**SET EXERCISE:** The records should be written out in full, with nothing altered.

— begin —

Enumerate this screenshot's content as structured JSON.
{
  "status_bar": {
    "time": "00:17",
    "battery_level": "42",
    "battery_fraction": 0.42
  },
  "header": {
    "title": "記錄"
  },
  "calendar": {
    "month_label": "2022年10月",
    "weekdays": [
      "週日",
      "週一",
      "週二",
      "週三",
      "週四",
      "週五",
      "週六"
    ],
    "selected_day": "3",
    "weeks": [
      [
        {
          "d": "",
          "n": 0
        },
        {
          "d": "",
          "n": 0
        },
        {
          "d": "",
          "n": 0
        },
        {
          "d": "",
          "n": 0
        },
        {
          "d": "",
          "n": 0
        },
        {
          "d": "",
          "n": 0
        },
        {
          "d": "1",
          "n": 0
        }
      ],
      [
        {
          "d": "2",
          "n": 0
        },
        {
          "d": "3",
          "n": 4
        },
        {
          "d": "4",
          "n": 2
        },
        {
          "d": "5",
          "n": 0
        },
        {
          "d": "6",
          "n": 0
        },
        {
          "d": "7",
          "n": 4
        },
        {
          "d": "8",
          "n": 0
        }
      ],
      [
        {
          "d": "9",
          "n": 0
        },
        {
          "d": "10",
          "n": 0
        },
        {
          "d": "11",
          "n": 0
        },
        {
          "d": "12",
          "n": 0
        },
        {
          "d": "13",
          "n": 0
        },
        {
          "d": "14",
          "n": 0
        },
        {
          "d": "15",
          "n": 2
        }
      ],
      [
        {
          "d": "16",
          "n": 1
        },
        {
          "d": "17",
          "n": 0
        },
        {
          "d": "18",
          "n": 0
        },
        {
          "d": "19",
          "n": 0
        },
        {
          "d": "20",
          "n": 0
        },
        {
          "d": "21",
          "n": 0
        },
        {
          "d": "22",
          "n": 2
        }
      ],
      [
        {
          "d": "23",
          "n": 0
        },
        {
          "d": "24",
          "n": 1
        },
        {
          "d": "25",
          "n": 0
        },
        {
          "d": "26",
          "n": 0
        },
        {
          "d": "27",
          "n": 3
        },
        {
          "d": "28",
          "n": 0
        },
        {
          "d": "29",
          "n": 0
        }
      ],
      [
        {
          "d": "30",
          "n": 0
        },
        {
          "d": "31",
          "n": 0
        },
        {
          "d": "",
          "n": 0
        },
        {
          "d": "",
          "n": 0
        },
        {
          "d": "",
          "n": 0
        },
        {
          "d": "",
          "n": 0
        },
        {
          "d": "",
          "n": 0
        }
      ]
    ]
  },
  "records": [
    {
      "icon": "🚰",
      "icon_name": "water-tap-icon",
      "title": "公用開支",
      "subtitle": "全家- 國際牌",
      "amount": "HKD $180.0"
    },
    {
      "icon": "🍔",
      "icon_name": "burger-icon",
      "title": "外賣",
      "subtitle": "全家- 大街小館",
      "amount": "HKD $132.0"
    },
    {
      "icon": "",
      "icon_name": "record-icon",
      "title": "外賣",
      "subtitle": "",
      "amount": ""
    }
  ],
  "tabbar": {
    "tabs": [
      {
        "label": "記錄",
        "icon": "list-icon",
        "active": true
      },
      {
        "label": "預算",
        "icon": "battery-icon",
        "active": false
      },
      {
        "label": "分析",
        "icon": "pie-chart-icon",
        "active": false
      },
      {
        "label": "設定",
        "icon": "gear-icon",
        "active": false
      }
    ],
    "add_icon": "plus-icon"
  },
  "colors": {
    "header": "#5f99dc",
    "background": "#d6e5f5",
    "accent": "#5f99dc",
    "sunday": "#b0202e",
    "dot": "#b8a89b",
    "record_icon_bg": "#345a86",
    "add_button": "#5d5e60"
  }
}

— end —

**SOLUTION FOR THIS EXERCISE:**
Enumerate this screenshot's content as structured JSON.
{
  "status_bar": {
    "time": "00:17",
    "battery_level": "42",
    "battery_fraction": 0.42
  },
  "header": {
    "title": "記錄"
  },
  "calendar": {
    "month_label": "2022年10月",
    "weekdays": [
      "週日",
      "週一",
      "週二",
      "週三",
      "週四",
      "週五",
      "週六"
    ],
    "selected_day": "3",
    "weeks": [
      [
        {
          "d": "",
          "n": 0
        },
        {
          "d": "",
          "n": 0
        },
        {
          "d": "",
          "n": 0
        },
        {
          "d": "",
          "n": 0
        },
        {
          "d": "",
          "n": 0
        },
        {
          "d": "",
          "n": 0
        },
        {
          "d": "1",
          "n": 0
        }
      ],
      [
        {
          "d": "2",
          "n": 0
        },
        {
          "d": "3",
          "n": 4
        },
        {
          "d": "4",
          "n": 2
        },
        {
          "d": "5",
          "n": 0
        },
        {
          "d": "6",
          "n": 0
        },
        {
          "d": "7",
          "n": 4
        },
        {
          "d": "8",
          "n": 0
        }
      ],
      [
        {
          "d": "9",
          "n": 0
        },
        {
          "d": "10",
          "n": 0
        },
        {
          "d": "11",
          "n": 0
        },
        {
          "d": "12",
          "n": 0
        },
        {
          "d": "13",
          "n": 0
        },
        {
          "d": "14",
          "n": 0
        },
        {
          "d": "15",
          "n": 2
        }
      ],
      [
        {
          "d": "16",
          "n": 1
        },
        {
          "d": "17",
          "n": 0
        },
        {
          "d": "18",
          "n": 0
        },
        {
          "d": "19",
          "n": 0
        },
        {
          "d": "20",
          "n": 0
        },
        {
          "d": "21",
          "n": 0
        },
        {
          "d": "22",
          "n": 2
        }
      ],
      [
        {
          "d": "23",
          "n": 0
        },
        {
          "d": "24",
          "n": 1
        },
        {
          "d": "25",
          "n": 0
        },
        {
          "d": "26",
          "n": 0
        },
        {
          "d": "27",
          "n": 3
        },
        {
          "d": "28",
          "n": 0
        },
        {
          "d": "29",
          "n": 0
        }
      ],
      [
        {
          "d": "30",
          "n": 0
        },
        {
          "d": "31",
          "n": 0
        },
        {
          "d": "",
          "n": 0
        },
        {
          "d": "",
          "n": 0
        },
        {
          "d": "",
          "n": 0
        },
        {
          "d": "",
          "n": 0
        },
        {
          "d": "",
          "n": 0
        }
      ]
    ]
  },
  "records": [
    {
      "icon": "🚰",
      "icon_name": "water-tap-icon",
      "title": "公用開支",
      "subtitle": "全家- 國際牌",
      "amount": "HKD $180.0"
    },
    {
      "icon": "🍔",
      "icon_name": "burger-icon",
      "title": "外賣",
      "subtitle": "全家- 大街小館",
      "amount": "HKD $132.0"
    },
    {
      "icon": "",
      "icon_name": "record-icon",
      "title": "外賣",
      "subtitle": "",
      "amount": ""
    }
  ],
  "tabbar": {
    "tabs": [
      {
        "label": "記錄",
        "icon": "list-icon",
        "active": true
      },
      {
        "label": "預算",
        "icon": "battery-icon",
        "active": false
      },
      {
        "label": "分析",
        "icon": "pie-chart-icon",
        "active": false
      },
      {
        "label": "設定",
        "icon": "gear-icon",
        "active": false
      }
    ],
    "add_icon": "plus-icon"
  },
  "colors": {
    "header": "#5f99dc",
    "background": "#d6e5f5",
    "accent": "#5f99dc",
    "sunday": "#b0202e",
    "dot": "#b8a89b",
    "record_icon_bg": "#345a86",
    "add_button": "#5d5e60"
  }
}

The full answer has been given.